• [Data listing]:

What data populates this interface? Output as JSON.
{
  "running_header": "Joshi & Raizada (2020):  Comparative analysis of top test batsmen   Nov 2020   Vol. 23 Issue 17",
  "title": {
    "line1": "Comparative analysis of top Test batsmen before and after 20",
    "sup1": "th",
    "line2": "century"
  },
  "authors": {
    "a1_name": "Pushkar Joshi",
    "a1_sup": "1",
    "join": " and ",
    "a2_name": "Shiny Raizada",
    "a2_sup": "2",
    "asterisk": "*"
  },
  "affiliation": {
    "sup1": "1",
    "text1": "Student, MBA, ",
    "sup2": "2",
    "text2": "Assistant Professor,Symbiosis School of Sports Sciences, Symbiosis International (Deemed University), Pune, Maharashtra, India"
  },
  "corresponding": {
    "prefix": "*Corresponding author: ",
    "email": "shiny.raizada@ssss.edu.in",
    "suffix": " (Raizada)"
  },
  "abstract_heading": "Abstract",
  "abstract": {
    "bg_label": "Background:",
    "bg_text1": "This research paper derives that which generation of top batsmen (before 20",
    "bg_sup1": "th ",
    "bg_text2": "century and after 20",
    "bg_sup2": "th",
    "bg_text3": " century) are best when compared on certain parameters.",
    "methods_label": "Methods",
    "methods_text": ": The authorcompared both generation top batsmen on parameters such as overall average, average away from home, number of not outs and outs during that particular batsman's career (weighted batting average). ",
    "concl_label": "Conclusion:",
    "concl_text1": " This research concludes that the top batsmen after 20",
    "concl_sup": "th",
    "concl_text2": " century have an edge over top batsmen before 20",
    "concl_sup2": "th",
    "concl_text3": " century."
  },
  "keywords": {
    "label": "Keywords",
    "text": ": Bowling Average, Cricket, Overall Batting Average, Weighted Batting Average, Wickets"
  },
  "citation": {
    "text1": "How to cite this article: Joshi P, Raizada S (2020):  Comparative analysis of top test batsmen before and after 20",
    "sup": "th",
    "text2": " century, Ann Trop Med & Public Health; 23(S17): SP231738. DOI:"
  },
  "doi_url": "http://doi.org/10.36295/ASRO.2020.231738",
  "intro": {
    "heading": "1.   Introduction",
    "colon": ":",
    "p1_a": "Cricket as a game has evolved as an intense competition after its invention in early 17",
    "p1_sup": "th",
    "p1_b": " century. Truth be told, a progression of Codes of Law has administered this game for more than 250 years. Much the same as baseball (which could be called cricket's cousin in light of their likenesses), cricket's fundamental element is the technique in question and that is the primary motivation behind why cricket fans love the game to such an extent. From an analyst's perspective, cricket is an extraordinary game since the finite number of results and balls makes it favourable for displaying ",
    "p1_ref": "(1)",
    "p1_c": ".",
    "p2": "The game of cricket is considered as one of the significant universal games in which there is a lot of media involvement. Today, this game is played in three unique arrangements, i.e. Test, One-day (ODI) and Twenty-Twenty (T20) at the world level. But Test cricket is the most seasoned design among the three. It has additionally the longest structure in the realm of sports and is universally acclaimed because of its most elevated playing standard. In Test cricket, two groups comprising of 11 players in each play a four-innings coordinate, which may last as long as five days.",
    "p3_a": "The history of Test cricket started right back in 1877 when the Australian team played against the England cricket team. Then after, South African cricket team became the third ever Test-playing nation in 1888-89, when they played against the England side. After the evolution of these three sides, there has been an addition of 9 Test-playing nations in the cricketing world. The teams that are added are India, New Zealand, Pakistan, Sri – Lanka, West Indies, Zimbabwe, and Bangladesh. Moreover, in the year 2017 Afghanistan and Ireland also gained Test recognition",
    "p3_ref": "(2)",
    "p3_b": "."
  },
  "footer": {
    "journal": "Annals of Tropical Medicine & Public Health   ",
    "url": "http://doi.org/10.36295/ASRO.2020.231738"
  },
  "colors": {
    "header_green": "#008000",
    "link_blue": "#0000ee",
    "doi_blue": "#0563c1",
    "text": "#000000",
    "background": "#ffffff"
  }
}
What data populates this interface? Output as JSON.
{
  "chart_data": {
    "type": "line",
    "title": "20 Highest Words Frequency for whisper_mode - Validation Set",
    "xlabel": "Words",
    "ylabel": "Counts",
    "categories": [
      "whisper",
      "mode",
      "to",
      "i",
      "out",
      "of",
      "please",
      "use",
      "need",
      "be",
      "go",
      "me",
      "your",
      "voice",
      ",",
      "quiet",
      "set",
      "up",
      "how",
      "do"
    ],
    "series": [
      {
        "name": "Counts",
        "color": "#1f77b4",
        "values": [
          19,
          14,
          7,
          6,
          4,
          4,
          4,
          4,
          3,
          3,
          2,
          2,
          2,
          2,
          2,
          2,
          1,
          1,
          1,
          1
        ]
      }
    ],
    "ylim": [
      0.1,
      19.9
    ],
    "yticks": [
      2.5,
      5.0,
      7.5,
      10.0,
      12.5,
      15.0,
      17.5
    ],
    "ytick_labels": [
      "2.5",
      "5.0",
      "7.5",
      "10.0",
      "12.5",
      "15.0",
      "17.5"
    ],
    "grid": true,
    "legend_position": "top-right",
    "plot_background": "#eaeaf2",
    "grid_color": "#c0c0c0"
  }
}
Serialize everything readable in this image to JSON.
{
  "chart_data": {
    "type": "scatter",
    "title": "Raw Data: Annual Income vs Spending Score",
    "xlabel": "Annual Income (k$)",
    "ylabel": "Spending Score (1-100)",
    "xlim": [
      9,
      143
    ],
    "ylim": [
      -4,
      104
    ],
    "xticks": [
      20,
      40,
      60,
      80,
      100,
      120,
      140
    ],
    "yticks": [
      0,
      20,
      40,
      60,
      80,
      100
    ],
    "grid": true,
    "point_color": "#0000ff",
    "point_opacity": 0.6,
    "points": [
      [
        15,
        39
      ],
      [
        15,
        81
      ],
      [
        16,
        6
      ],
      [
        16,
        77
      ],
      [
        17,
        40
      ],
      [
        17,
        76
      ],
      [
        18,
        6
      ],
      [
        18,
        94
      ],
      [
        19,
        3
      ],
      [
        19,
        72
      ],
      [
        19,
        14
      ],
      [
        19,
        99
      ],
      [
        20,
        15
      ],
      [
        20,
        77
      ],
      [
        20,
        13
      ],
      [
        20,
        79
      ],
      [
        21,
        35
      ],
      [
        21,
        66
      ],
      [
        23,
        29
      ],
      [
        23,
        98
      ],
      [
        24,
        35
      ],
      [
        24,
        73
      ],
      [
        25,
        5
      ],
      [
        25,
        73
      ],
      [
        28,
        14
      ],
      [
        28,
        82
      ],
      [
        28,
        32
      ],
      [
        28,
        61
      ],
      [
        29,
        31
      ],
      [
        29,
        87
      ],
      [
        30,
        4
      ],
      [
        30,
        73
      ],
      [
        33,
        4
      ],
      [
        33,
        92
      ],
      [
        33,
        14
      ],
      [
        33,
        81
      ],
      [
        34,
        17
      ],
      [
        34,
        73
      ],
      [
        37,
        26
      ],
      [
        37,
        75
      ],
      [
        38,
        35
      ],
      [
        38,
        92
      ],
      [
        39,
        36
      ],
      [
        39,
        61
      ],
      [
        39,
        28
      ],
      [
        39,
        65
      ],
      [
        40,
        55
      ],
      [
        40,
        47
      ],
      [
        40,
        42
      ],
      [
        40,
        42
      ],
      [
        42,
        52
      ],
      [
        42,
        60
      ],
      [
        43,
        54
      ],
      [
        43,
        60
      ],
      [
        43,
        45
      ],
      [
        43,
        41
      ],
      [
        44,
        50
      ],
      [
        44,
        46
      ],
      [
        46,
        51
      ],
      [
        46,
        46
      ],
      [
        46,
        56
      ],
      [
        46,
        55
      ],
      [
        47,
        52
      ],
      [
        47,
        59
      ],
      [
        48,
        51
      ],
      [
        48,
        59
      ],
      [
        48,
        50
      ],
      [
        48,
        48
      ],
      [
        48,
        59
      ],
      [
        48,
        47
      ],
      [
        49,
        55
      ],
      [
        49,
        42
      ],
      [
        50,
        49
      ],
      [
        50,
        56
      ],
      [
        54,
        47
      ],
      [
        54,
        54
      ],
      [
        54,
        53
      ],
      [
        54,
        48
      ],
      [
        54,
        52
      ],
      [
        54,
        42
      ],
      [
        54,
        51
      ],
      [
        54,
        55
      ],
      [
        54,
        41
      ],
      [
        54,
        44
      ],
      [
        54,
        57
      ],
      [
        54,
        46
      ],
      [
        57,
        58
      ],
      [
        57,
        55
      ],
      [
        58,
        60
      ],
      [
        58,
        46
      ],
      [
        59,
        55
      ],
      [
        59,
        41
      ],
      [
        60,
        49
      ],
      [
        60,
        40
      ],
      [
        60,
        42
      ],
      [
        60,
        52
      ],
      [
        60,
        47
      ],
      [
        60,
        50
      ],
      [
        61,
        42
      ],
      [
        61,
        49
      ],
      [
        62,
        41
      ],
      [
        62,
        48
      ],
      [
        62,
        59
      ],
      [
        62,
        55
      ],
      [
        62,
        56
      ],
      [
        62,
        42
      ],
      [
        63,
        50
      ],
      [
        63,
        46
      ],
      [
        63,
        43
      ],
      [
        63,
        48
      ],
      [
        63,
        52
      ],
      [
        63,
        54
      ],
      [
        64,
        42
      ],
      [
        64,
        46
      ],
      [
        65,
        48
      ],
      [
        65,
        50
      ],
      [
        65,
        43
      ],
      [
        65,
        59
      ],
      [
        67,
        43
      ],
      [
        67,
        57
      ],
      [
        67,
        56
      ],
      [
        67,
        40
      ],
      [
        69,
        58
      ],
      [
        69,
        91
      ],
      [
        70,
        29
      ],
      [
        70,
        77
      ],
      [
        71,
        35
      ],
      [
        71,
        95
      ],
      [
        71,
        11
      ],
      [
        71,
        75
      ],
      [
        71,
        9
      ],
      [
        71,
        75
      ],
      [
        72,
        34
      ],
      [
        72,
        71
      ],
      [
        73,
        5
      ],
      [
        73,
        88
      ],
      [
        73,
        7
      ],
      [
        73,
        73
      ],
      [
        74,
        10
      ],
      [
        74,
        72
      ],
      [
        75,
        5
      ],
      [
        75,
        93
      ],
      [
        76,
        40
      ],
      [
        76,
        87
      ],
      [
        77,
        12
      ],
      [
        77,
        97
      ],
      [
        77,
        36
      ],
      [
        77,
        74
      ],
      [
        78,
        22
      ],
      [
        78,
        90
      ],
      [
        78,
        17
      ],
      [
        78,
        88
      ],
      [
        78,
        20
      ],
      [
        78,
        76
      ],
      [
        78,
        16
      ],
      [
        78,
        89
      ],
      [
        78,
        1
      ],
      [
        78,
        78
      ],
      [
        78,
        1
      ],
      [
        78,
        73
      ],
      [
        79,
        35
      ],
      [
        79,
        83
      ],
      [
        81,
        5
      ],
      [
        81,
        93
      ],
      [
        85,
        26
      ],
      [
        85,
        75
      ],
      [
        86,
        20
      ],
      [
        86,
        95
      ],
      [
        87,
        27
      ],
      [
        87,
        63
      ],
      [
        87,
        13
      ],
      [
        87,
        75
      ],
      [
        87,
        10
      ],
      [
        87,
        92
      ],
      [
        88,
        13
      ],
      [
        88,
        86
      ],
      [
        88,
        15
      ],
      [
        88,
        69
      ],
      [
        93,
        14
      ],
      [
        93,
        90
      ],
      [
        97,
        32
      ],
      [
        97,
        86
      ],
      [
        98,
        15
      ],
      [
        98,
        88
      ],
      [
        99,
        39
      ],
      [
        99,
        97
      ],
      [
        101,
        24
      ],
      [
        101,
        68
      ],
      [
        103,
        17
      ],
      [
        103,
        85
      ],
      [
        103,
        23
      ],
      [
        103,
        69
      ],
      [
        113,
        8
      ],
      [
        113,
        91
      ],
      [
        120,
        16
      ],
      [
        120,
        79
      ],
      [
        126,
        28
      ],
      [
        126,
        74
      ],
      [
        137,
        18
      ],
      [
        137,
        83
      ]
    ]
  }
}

• [Job]: Consider the entries above and return each line with the string "which".

• [Response]:
    "bg_text1": "This research paper derives that which generation of top batsmen (before 20",
    "p1_b": " century. Truth be told, a progression of Codes of Law has administered this game for more than 250 years. Much the same as baseball (which could be called cricket's cousin in light of their likenesses), cricket's fundamental element is the technique in question and that is the primary motivation behind why cricket fans love the game to such an extent. From an analyst's perspective, cricket is an extraordinary game since the finite number of results and balls makes it favourable for displaying ",
    "p2": "The game of cricket is considered as one of the significant universal games in which there is a lot of media involvement. Today, this game is played in three unique arrangements, i.e. Test, One-day (ODI) and Twenty-Twenty (T20) at the world level. But Test cricket is the most seasoned design among the three. It has additionally the longest structure in the realm of sports and is universally acclaimed because of its most elevated playing standard. In Test cricket, two groups comprising of 11 players in each play a four-innings coordinate, which may last as long as five days.",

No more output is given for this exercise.